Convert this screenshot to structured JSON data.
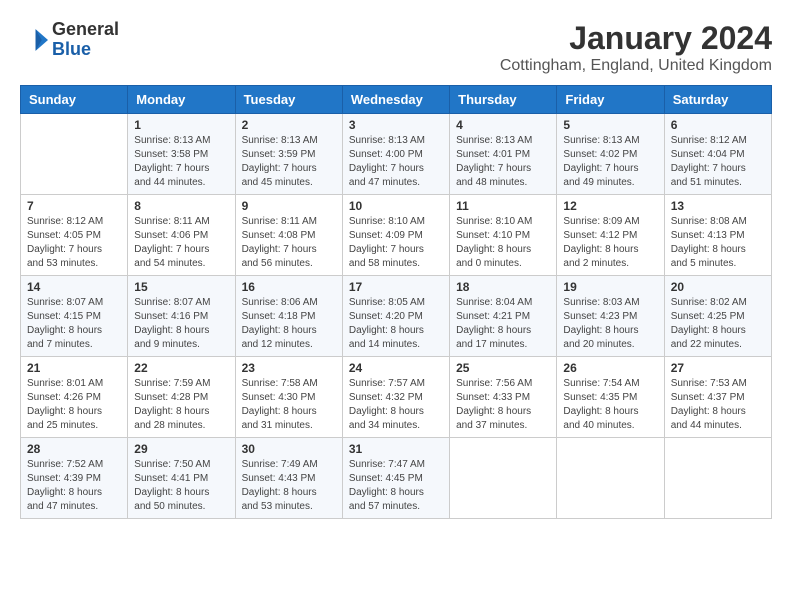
{
  "logo": {
    "general": "General",
    "blue": "Blue"
  },
  "title": "January 2024",
  "location": "Cottingham, England, United Kingdom",
  "days_of_week": [
    "Sunday",
    "Monday",
    "Tuesday",
    "Wednesday",
    "Thursday",
    "Friday",
    "Saturday"
  ],
  "weeks": [
    [
      {
        "day": "",
        "sunrise": "",
        "sunset": "",
        "daylight": ""
      },
      {
        "day": "1",
        "sunrise": "Sunrise: 8:13 AM",
        "sunset": "Sunset: 3:58 PM",
        "daylight": "Daylight: 7 hours and 44 minutes."
      },
      {
        "day": "2",
        "sunrise": "Sunrise: 8:13 AM",
        "sunset": "Sunset: 3:59 PM",
        "daylight": "Daylight: 7 hours and 45 minutes."
      },
      {
        "day": "3",
        "sunrise": "Sunrise: 8:13 AM",
        "sunset": "Sunset: 4:00 PM",
        "daylight": "Daylight: 7 hours and 47 minutes."
      },
      {
        "day": "4",
        "sunrise": "Sunrise: 8:13 AM",
        "sunset": "Sunset: 4:01 PM",
        "daylight": "Daylight: 7 hours and 48 minutes."
      },
      {
        "day": "5",
        "sunrise": "Sunrise: 8:13 AM",
        "sunset": "Sunset: 4:02 PM",
        "daylight": "Daylight: 7 hours and 49 minutes."
      },
      {
        "day": "6",
        "sunrise": "Sunrise: 8:12 AM",
        "sunset": "Sunset: 4:04 PM",
        "daylight": "Daylight: 7 hours and 51 minutes."
      }
    ],
    [
      {
        "day": "7",
        "sunrise": "Sunrise: 8:12 AM",
        "sunset": "Sunset: 4:05 PM",
        "daylight": "Daylight: 7 hours and 53 minutes."
      },
      {
        "day": "8",
        "sunrise": "Sunrise: 8:11 AM",
        "sunset": "Sunset: 4:06 PM",
        "daylight": "Daylight: 7 hours and 54 minutes."
      },
      {
        "day": "9",
        "sunrise": "Sunrise: 8:11 AM",
        "sunset": "Sunset: 4:08 PM",
        "daylight": "Daylight: 7 hours and 56 minutes."
      },
      {
        "day": "10",
        "sunrise": "Sunrise: 8:10 AM",
        "sunset": "Sunset: 4:09 PM",
        "daylight": "Daylight: 7 hours and 58 minutes."
      },
      {
        "day": "11",
        "sunrise": "Sunrise: 8:10 AM",
        "sunset": "Sunset: 4:10 PM",
        "daylight": "Daylight: 8 hours and 0 minutes."
      },
      {
        "day": "12",
        "sunrise": "Sunrise: 8:09 AM",
        "sunset": "Sunset: 4:12 PM",
        "daylight": "Daylight: 8 hours and 2 minutes."
      },
      {
        "day": "13",
        "sunrise": "Sunrise: 8:08 AM",
        "sunset": "Sunset: 4:13 PM",
        "daylight": "Daylight: 8 hours and 5 minutes."
      }
    ],
    [
      {
        "day": "14",
        "sunrise": "Sunrise: 8:07 AM",
        "sunset": "Sunset: 4:15 PM",
        "daylight": "Daylight: 8 hours and 7 minutes."
      },
      {
        "day": "15",
        "sunrise": "Sunrise: 8:07 AM",
        "sunset": "Sunset: 4:16 PM",
        "daylight": "Daylight: 8 hours and 9 minutes."
      },
      {
        "day": "16",
        "sunrise": "Sunrise: 8:06 AM",
        "sunset": "Sunset: 4:18 PM",
        "daylight": "Daylight: 8 hours and 12 minutes."
      },
      {
        "day": "17",
        "sunrise": "Sunrise: 8:05 AM",
        "sunset": "Sunset: 4:20 PM",
        "daylight": "Daylight: 8 hours and 14 minutes."
      },
      {
        "day": "18",
        "sunrise": "Sunrise: 8:04 AM",
        "sunset": "Sunset: 4:21 PM",
        "daylight": "Daylight: 8 hours and 17 minutes."
      },
      {
        "day": "19",
        "sunrise": "Sunrise: 8:03 AM",
        "sunset": "Sunset: 4:23 PM",
        "daylight": "Daylight: 8 hours and 20 minutes."
      },
      {
        "day": "20",
        "sunrise": "Sunrise: 8:02 AM",
        "sunset": "Sunset: 4:25 PM",
        "daylight": "Daylight: 8 hours and 22 minutes."
      }
    ],
    [
      {
        "day": "21",
        "sunrise": "Sunrise: 8:01 AM",
        "sunset": "Sunset: 4:26 PM",
        "daylight": "Daylight: 8 hours and 25 minutes."
      },
      {
        "day": "22",
        "sunrise": "Sunrise: 7:59 AM",
        "sunset": "Sunset: 4:28 PM",
        "daylight": "Daylight: 8 hours and 28 minutes."
      },
      {
        "day": "23",
        "sunrise": "Sunrise: 7:58 AM",
        "sunset": "Sunset: 4:30 PM",
        "daylight": "Daylight: 8 hours and 31 minutes."
      },
      {
        "day": "24",
        "sunrise": "Sunrise: 7:57 AM",
        "sunset": "Sunset: 4:32 PM",
        "daylight": "Daylight: 8 hours and 34 minutes."
      },
      {
        "day": "25",
        "sunrise": "Sunrise: 7:56 AM",
        "sunset": "Sunset: 4:33 PM",
        "daylight": "Daylight: 8 hours and 37 minutes."
      },
      {
        "day": "26",
        "sunrise": "Sunrise: 7:54 AM",
        "sunset": "Sunset: 4:35 PM",
        "daylight": "Daylight: 8 hours and 40 minutes."
      },
      {
        "day": "27",
        "sunrise": "Sunrise: 7:53 AM",
        "sunset": "Sunset: 4:37 PM",
        "daylight": "Daylight: 8 hours and 44 minutes."
      }
    ],
    [
      {
        "day": "28",
        "sunrise": "Sunrise: 7:52 AM",
        "sunset": "Sunset: 4:39 PM",
        "daylight": "Daylight: 8 hours and 47 minutes."
      },
      {
        "day": "29",
        "sunrise": "Sunrise: 7:50 AM",
        "sunset": "Sunset: 4:41 PM",
        "daylight": "Daylight: 8 hours and 50 minutes."
      },
      {
        "day": "30",
        "sunrise": "Sunrise: 7:49 AM",
        "sunset": "Sunset: 4:43 PM",
        "daylight": "Daylight: 8 hours and 53 minutes."
      },
      {
        "day": "31",
        "sunrise": "Sunrise: 7:47 AM",
        "sunset": "Sunset: 4:45 PM",
        "daylight": "Daylight: 8 hours and 57 minutes."
      },
      {
        "day": "",
        "sunrise": "",
        "sunset": "",
        "daylight": ""
      },
      {
        "day": "",
        "sunrise": "",
        "sunset": "",
        "daylight": ""
      },
      {
        "day": "",
        "sunrise": "",
        "sunset": "",
        "daylight": ""
      }
    ]
  ]
}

----------

Your task is to return the entries above exactly, with no pictures.

Convert this screenshot to structured JSON data.
{
  "logo": {
    "general": "General",
    "blue": "Blue"
  },
  "title": "January 2024",
  "location": "Cottingham, England, United Kingdom",
  "days_of_week": [
    "Sunday",
    "Monday",
    "Tuesday",
    "Wednesday",
    "Thursday",
    "Friday",
    "Saturday"
  ],
  "weeks": [
    [
      {
        "day": "",
        "sunrise": "",
        "sunset": "",
        "daylight": ""
      },
      {
        "day": "1",
        "sunrise": "Sunrise: 8:13 AM",
        "sunset": "Sunset: 3:58 PM",
        "daylight": "Daylight: 7 hours and 44 minutes."
      },
      {
        "day": "2",
        "sunrise": "Sunrise: 8:13 AM",
        "sunset": "Sunset: 3:59 PM",
        "daylight": "Daylight: 7 hours and 45 minutes."
      },
      {
        "day": "3",
        "sunrise": "Sunrise: 8:13 AM",
        "sunset": "Sunset: 4:00 PM",
        "daylight": "Daylight: 7 hours and 47 minutes."
      },
      {
        "day": "4",
        "sunrise": "Sunrise: 8:13 AM",
        "sunset": "Sunset: 4:01 PM",
        "daylight": "Daylight: 7 hours and 48 minutes."
      },
      {
        "day": "5",
        "sunrise": "Sunrise: 8:13 AM",
        "sunset": "Sunset: 4:02 PM",
        "daylight": "Daylight: 7 hours and 49 minutes."
      },
      {
        "day": "6",
        "sunrise": "Sunrise: 8:12 AM",
        "sunset": "Sunset: 4:04 PM",
        "daylight": "Daylight: 7 hours and 51 minutes."
      }
    ],
    [
      {
        "day": "7",
        "sunrise": "Sunrise: 8:12 AM",
        "sunset": "Sunset: 4:05 PM",
        "daylight": "Daylight: 7 hours and 53 minutes."
      },
      {
        "day": "8",
        "sunrise": "Sunrise: 8:11 AM",
        "sunset": "Sunset: 4:06 PM",
        "daylight": "Daylight: 7 hours and 54 minutes."
      },
      {
        "day": "9",
        "sunrise": "Sunrise: 8:11 AM",
        "sunset": "Sunset: 4:08 PM",
        "daylight": "Daylight: 7 hours and 56 minutes."
      },
      {
        "day": "10",
        "sunrise": "Sunrise: 8:10 AM",
        "sunset": "Sunset: 4:09 PM",
        "daylight": "Daylight: 7 hours and 58 minutes."
      },
      {
        "day": "11",
        "sunrise": "Sunrise: 8:10 AM",
        "sunset": "Sunset: 4:10 PM",
        "daylight": "Daylight: 8 hours and 0 minutes."
      },
      {
        "day": "12",
        "sunrise": "Sunrise: 8:09 AM",
        "sunset": "Sunset: 4:12 PM",
        "daylight": "Daylight: 8 hours and 2 minutes."
      },
      {
        "day": "13",
        "sunrise": "Sunrise: 8:08 AM",
        "sunset": "Sunset: 4:13 PM",
        "daylight": "Daylight: 8 hours and 5 minutes."
      }
    ],
    [
      {
        "day": "14",
        "sunrise": "Sunrise: 8:07 AM",
        "sunset": "Sunset: 4:15 PM",
        "daylight": "Daylight: 8 hours and 7 minutes."
      },
      {
        "day": "15",
        "sunrise": "Sunrise: 8:07 AM",
        "sunset": "Sunset: 4:16 PM",
        "daylight": "Daylight: 8 hours and 9 minutes."
      },
      {
        "day": "16",
        "sunrise": "Sunrise: 8:06 AM",
        "sunset": "Sunset: 4:18 PM",
        "daylight": "Daylight: 8 hours and 12 minutes."
      },
      {
        "day": "17",
        "sunrise": "Sunrise: 8:05 AM",
        "sunset": "Sunset: 4:20 PM",
        "daylight": "Daylight: 8 hours and 14 minutes."
      },
      {
        "day": "18",
        "sunrise": "Sunrise: 8:04 AM",
        "sunset": "Sunset: 4:21 PM",
        "daylight": "Daylight: 8 hours and 17 minutes."
      },
      {
        "day": "19",
        "sunrise": "Sunrise: 8:03 AM",
        "sunset": "Sunset: 4:23 PM",
        "daylight": "Daylight: 8 hours and 20 minutes."
      },
      {
        "day": "20",
        "sunrise": "Sunrise: 8:02 AM",
        "sunset": "Sunset: 4:25 PM",
        "daylight": "Daylight: 8 hours and 22 minutes."
      }
    ],
    [
      {
        "day": "21",
        "sunrise": "Sunrise: 8:01 AM",
        "sunset": "Sunset: 4:26 PM",
        "daylight": "Daylight: 8 hours and 25 minutes."
      },
      {
        "day": "22",
        "sunrise": "Sunrise: 7:59 AM",
        "sunset": "Sunset: 4:28 PM",
        "daylight": "Daylight: 8 hours and 28 minutes."
      },
      {
        "day": "23",
        "sunrise": "Sunrise: 7:58 AM",
        "sunset": "Sunset: 4:30 PM",
        "daylight": "Daylight: 8 hours and 31 minutes."
      },
      {
        "day": "24",
        "sunrise": "Sunrise: 7:57 AM",
        "sunset": "Sunset: 4:32 PM",
        "daylight": "Daylight: 8 hours and 34 minutes."
      },
      {
        "day": "25",
        "sunrise": "Sunrise: 7:56 AM",
        "sunset": "Sunset: 4:33 PM",
        "daylight": "Daylight: 8 hours and 37 minutes."
      },
      {
        "day": "26",
        "sunrise": "Sunrise: 7:54 AM",
        "sunset": "Sunset: 4:35 PM",
        "daylight": "Daylight: 8 hours and 40 minutes."
      },
      {
        "day": "27",
        "sunrise": "Sunrise: 7:53 AM",
        "sunset": "Sunset: 4:37 PM",
        "daylight": "Daylight: 8 hours and 44 minutes."
      }
    ],
    [
      {
        "day": "28",
        "sunrise": "Sunrise: 7:52 AM",
        "sunset": "Sunset: 4:39 PM",
        "daylight": "Daylight: 8 hours and 47 minutes."
      },
      {
        "day": "29",
        "sunrise": "Sunrise: 7:50 AM",
        "sunset": "Sunset: 4:41 PM",
        "daylight": "Daylight: 8 hours and 50 minutes."
      },
      {
        "day": "30",
        "sunrise": "Sunrise: 7:49 AM",
        "sunset": "Sunset: 4:43 PM",
        "daylight": "Daylight: 8 hours and 53 minutes."
      },
      {
        "day": "31",
        "sunrise": "Sunrise: 7:47 AM",
        "sunset": "Sunset: 4:45 PM",
        "daylight": "Daylight: 8 hours and 57 minutes."
      },
      {
        "day": "",
        "sunrise": "",
        "sunset": "",
        "daylight": ""
      },
      {
        "day": "",
        "sunrise": "",
        "sunset": "",
        "daylight": ""
      },
      {
        "day": "",
        "sunrise": "",
        "sunset": "",
        "daylight": ""
      }
    ]
  ]
}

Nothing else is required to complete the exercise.